Data listing:
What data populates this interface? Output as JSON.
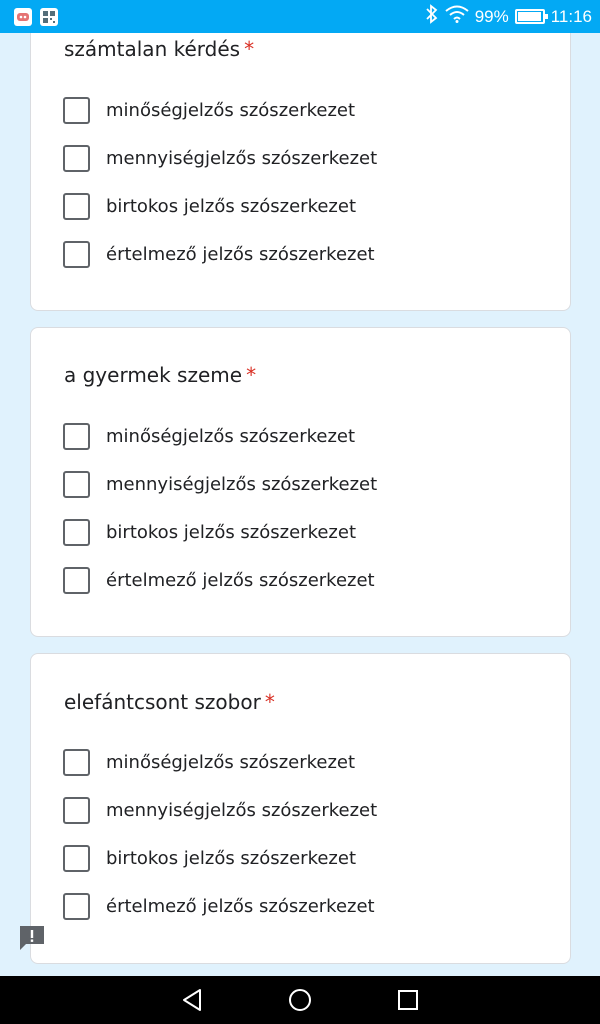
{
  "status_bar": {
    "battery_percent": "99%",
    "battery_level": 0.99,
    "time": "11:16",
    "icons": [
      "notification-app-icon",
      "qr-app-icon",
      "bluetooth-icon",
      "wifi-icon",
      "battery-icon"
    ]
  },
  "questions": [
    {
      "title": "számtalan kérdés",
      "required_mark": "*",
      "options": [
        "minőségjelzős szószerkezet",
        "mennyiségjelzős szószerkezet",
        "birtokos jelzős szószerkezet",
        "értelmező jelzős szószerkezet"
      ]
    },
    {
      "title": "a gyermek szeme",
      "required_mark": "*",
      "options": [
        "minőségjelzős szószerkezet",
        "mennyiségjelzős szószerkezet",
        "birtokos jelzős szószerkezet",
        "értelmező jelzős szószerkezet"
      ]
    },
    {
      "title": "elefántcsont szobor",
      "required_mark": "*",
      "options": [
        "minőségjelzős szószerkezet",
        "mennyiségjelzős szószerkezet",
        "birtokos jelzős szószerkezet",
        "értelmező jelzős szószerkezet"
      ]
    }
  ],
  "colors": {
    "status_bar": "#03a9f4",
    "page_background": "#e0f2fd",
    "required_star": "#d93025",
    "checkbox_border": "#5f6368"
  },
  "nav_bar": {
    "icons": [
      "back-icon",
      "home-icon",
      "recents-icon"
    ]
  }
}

Stated problem: Print the records above exactly as they stand, but leave out the pictures.

Exercise solution:
What data populates this interface? Output as JSON.
{
  "status_bar": {
    "battery_percent": "99%",
    "battery_level": 0.99,
    "time": "11:16",
    "icons": [
      "notification-app-icon",
      "qr-app-icon",
      "bluetooth-icon",
      "wifi-icon",
      "battery-icon"
    ]
  },
  "questions": [
    {
      "title": "számtalan kérdés",
      "required_mark": "*",
      "options": [
        "minőségjelzős szószerkezet",
        "mennyiségjelzős szószerkezet",
        "birtokos jelzős szószerkezet",
        "értelmező jelzős szószerkezet"
      ]
    },
    {
      "title": "a gyermek szeme",
      "required_mark": "*",
      "options": [
        "minőségjelzős szószerkezet",
        "mennyiségjelzős szószerkezet",
        "birtokos jelzős szószerkezet",
        "értelmező jelzős szószerkezet"
      ]
    },
    {
      "title": "elefántcsont szobor",
      "required_mark": "*",
      "options": [
        "minőségjelzős szószerkezet",
        "mennyiségjelzős szószerkezet",
        "birtokos jelzős szószerkezet",
        "értelmező jelzős szószerkezet"
      ]
    }
  ],
  "colors": {
    "status_bar": "#03a9f4",
    "page_background": "#e0f2fd",
    "required_star": "#d93025",
    "checkbox_border": "#5f6368"
  },
  "nav_bar": {
    "icons": [
      "back-icon",
      "home-icon",
      "recents-icon"
    ]
  }
}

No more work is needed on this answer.